(Dataset items)
━━━━━━

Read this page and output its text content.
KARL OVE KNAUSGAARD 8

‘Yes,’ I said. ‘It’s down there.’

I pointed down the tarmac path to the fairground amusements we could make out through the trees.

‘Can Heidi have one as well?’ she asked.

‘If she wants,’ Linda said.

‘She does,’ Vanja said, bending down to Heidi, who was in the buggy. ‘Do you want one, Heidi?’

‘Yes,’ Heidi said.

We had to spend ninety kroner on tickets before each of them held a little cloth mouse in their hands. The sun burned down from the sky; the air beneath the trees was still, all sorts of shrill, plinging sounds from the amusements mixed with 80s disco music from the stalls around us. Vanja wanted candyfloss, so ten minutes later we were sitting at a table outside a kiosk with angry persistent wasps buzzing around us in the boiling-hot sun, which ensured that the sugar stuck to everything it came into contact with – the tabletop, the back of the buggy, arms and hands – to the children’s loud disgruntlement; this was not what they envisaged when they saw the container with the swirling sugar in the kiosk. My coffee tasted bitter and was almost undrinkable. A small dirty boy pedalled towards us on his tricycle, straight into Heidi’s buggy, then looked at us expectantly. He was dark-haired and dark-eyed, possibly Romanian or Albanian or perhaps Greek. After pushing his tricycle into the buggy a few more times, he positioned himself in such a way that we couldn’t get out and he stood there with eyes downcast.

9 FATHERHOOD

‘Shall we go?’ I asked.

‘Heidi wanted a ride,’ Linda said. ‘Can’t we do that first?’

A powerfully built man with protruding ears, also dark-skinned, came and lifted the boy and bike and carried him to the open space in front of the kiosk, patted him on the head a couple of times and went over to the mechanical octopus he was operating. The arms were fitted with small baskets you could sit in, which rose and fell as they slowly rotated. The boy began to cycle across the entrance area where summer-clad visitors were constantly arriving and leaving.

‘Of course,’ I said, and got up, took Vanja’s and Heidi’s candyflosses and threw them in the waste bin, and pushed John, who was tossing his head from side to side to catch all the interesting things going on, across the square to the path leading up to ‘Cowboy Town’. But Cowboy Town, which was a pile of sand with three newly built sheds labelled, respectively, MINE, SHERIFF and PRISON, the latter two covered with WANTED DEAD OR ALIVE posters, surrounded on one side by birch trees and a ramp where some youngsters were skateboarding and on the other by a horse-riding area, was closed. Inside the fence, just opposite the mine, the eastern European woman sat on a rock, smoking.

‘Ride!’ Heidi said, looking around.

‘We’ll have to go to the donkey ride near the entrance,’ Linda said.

━━━━━━

Request: Select every line in the material above where the string "have" occurs, and copy it.

Result of the task:
‘Can Heidi have one as well?’ she asked.
‘We’ll have to go to the donkey ride near the entrance,’ Linda said.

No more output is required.